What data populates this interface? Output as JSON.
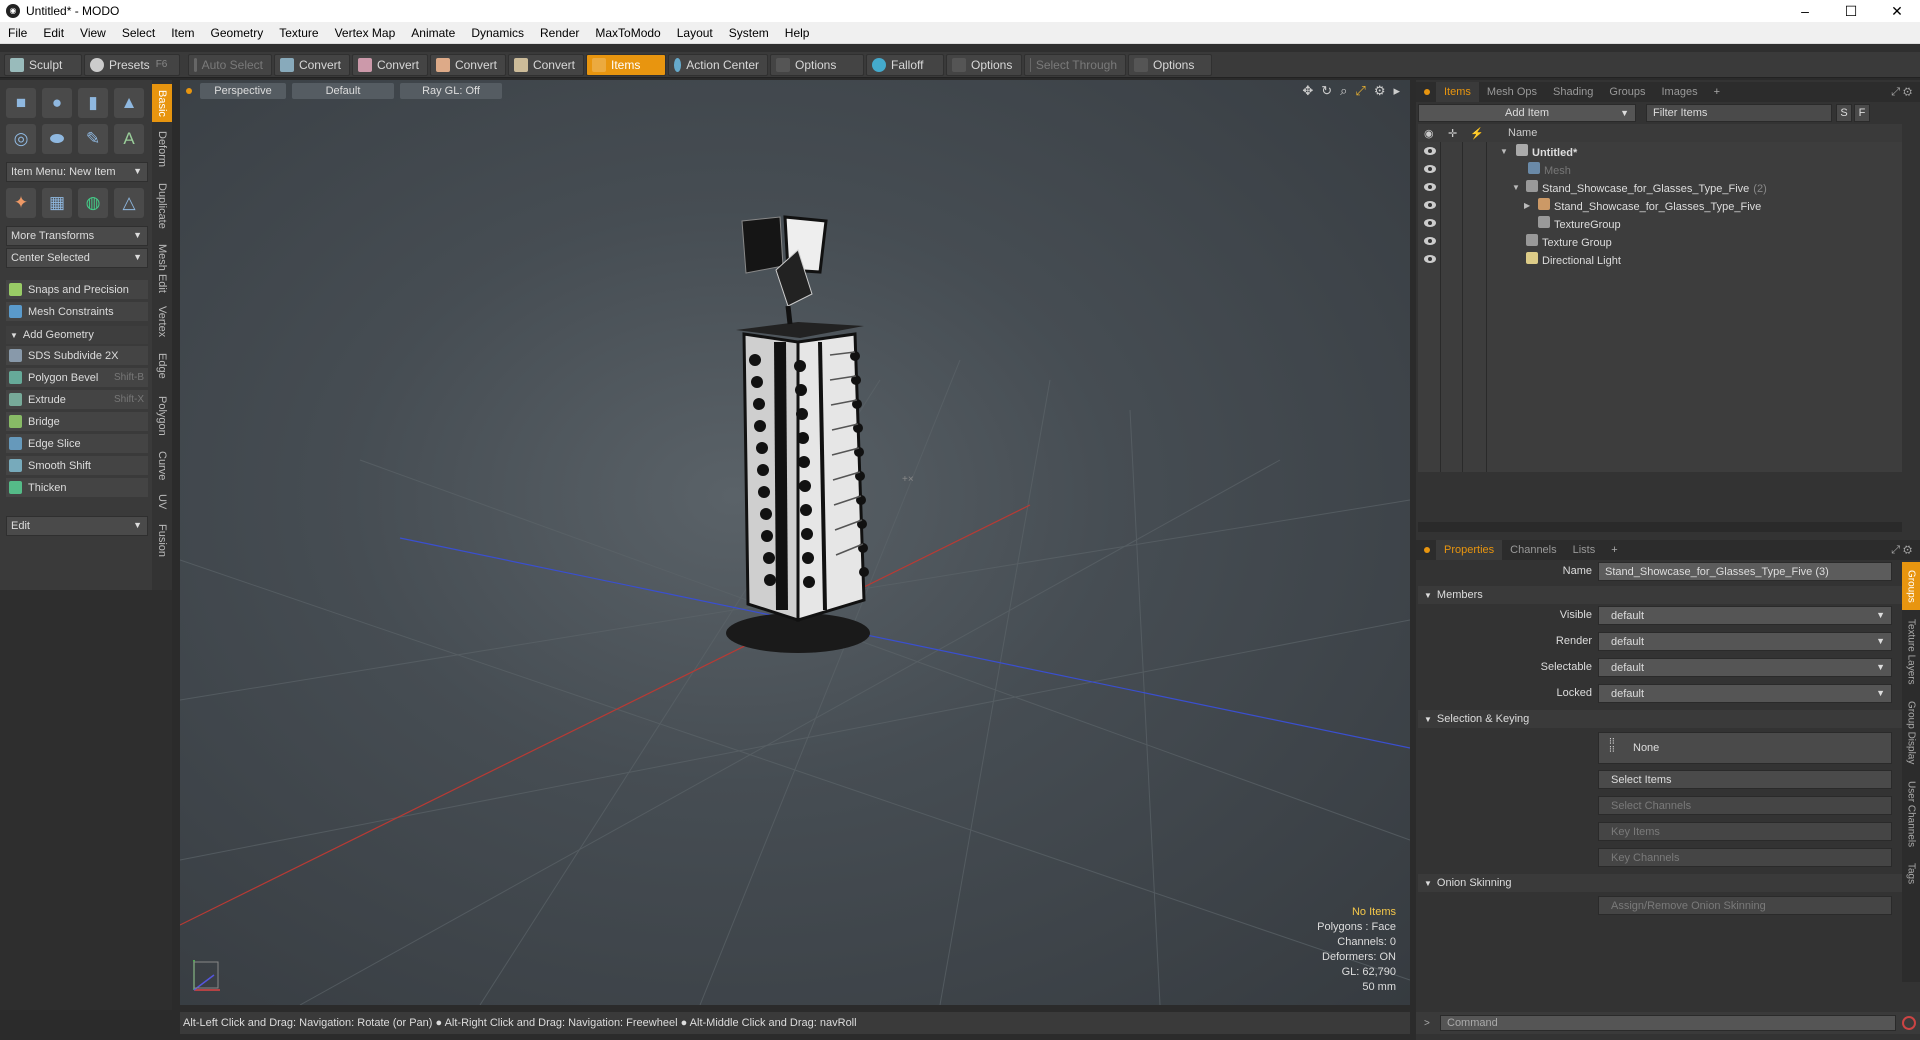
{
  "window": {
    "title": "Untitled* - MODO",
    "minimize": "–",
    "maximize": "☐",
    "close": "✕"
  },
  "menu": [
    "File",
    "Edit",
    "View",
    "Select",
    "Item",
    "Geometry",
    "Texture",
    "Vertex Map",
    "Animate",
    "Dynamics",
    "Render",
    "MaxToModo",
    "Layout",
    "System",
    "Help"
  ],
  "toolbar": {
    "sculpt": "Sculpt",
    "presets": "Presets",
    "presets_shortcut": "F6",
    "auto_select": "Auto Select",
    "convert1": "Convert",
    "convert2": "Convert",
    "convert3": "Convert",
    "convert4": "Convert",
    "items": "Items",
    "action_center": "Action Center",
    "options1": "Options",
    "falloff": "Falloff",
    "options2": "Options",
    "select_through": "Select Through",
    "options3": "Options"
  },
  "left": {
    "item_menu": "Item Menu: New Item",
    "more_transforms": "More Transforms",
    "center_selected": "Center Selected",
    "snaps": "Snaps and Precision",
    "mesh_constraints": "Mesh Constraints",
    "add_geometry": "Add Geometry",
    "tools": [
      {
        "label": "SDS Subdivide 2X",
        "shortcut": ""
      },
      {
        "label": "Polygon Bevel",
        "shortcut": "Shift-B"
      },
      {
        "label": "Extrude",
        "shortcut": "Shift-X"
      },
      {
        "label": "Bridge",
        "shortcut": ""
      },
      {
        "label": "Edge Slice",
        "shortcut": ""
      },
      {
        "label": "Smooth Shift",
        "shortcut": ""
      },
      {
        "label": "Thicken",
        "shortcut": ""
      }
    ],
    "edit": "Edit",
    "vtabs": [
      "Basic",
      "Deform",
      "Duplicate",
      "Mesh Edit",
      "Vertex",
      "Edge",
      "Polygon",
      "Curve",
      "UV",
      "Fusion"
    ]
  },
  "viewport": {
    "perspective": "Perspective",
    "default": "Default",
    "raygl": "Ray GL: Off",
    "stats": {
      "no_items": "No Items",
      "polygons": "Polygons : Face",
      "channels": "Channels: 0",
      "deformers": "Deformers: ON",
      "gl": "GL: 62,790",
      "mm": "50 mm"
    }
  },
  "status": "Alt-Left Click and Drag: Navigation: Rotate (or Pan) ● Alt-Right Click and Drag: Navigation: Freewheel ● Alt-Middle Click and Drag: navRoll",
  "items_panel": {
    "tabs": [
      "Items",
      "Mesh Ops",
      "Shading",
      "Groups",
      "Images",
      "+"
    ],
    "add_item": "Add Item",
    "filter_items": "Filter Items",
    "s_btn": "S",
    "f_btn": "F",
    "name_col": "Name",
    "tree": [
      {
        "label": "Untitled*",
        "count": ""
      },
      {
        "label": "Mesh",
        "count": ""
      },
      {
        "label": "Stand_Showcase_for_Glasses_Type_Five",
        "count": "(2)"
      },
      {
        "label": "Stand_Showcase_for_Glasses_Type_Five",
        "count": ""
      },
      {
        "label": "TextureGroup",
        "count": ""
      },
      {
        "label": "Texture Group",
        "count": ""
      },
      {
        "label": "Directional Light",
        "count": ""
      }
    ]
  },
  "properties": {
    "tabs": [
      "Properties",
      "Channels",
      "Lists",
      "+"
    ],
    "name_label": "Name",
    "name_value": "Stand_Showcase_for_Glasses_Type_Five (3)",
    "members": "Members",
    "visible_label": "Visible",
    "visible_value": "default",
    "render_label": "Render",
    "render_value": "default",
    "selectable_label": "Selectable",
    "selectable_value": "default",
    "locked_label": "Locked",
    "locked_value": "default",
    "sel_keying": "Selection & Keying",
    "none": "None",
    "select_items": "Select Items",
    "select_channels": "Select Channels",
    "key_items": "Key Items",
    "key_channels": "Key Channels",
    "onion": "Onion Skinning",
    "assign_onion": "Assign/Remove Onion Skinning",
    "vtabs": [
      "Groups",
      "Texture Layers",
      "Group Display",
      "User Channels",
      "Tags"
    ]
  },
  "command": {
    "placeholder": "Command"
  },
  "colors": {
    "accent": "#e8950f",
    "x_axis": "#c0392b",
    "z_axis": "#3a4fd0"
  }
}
□ □ □ □ □ □ □
Given exercise:
Copy every line above word for word and exclude the pictures.

Solution:
What data populates this interface? Output as JSON.
{
  "window": {
    "title": "Untitled* - MODO",
    "minimize": "–",
    "maximize": "☐",
    "close": "✕"
  },
  "menu": [
    "File",
    "Edit",
    "View",
    "Select",
    "Item",
    "Geometry",
    "Texture",
    "Vertex Map",
    "Animate",
    "Dynamics",
    "Render",
    "MaxToModo",
    "Layout",
    "System",
    "Help"
  ],
  "toolbar": {
    "sculpt": "Sculpt",
    "presets": "Presets",
    "presets_shortcut": "F6",
    "auto_select": "Auto Select",
    "convert1": "Convert",
    "convert2": "Convert",
    "convert3": "Convert",
    "convert4": "Convert",
    "items": "Items",
    "action_center": "Action Center",
    "options1": "Options",
    "falloff": "Falloff",
    "options2": "Options",
    "select_through": "Select Through",
    "options3": "Options"
  },
  "left": {
    "item_menu": "Item Menu: New Item",
    "more_transforms": "More Transforms",
    "center_selected": "Center Selected",
    "snaps": "Snaps and Precision",
    "mesh_constraints": "Mesh Constraints",
    "add_geometry": "Add Geometry",
    "tools": [
      {
        "label": "SDS Subdivide 2X",
        "shortcut": ""
      },
      {
        "label": "Polygon Bevel",
        "shortcut": "Shift-B"
      },
      {
        "label": "Extrude",
        "shortcut": "Shift-X"
      },
      {
        "label": "Bridge",
        "shortcut": ""
      },
      {
        "label": "Edge Slice",
        "shortcut": ""
      },
      {
        "label": "Smooth Shift",
        "shortcut": ""
      },
      {
        "label": "Thicken",
        "shortcut": ""
      }
    ],
    "edit": "Edit",
    "vtabs": [
      "Basic",
      "Deform",
      "Duplicate",
      "Mesh Edit",
      "Vertex",
      "Edge",
      "Polygon",
      "Curve",
      "UV",
      "Fusion"
    ]
  },
  "viewport": {
    "perspective": "Perspective",
    "default": "Default",
    "raygl": "Ray GL: Off",
    "stats": {
      "no_items": "No Items",
      "polygons": "Polygons : Face",
      "channels": "Channels: 0",
      "deformers": "Deformers: ON",
      "gl": "GL: 62,790",
      "mm": "50 mm"
    }
  },
  "status": "Alt-Left Click and Drag: Navigation: Rotate (or Pan) ● Alt-Right Click and Drag: Navigation: Freewheel ● Alt-Middle Click and Drag: navRoll",
  "items_panel": {
    "tabs": [
      "Items",
      "Mesh Ops",
      "Shading",
      "Groups",
      "Images",
      "+"
    ],
    "add_item": "Add Item",
    "filter_items": "Filter Items",
    "s_btn": "S",
    "f_btn": "F",
    "name_col": "Name",
    "tree": [
      {
        "label": "Untitled*",
        "count": ""
      },
      {
        "label": "Mesh",
        "count": ""
      },
      {
        "label": "Stand_Showcase_for_Glasses_Type_Five",
        "count": "(2)"
      },
      {
        "label": "Stand_Showcase_for_Glasses_Type_Five",
        "count": ""
      },
      {
        "label": "TextureGroup",
        "count": ""
      },
      {
        "label": "Texture Group",
        "count": ""
      },
      {
        "label": "Directional Light",
        "count": ""
      }
    ]
  },
  "properties": {
    "tabs": [
      "Properties",
      "Channels",
      "Lists",
      "+"
    ],
    "name_label": "Name",
    "name_value": "Stand_Showcase_for_Glasses_Type_Five (3)",
    "members": "Members",
    "visible_label": "Visible",
    "visible_value": "default",
    "render_label": "Render",
    "render_value": "default",
    "selectable_label": "Selectable",
    "selectable_value": "default",
    "locked_label": "Locked",
    "locked_value": "default",
    "sel_keying": "Selection & Keying",
    "none": "None",
    "select_items": "Select Items",
    "select_channels": "Select Channels",
    "key_items": "Key Items",
    "key_channels": "Key Channels",
    "onion": "Onion Skinning",
    "assign_onion": "Assign/Remove Onion Skinning",
    "vtabs": [
      "Groups",
      "Texture Layers",
      "Group Display",
      "User Channels",
      "Tags"
    ]
  },
  "command": {
    "placeholder": "Command"
  },
  "colors": {
    "accent": "#e8950f",
    "x_axis": "#c0392b",
    "z_axis": "#3a4fd0"
  }
}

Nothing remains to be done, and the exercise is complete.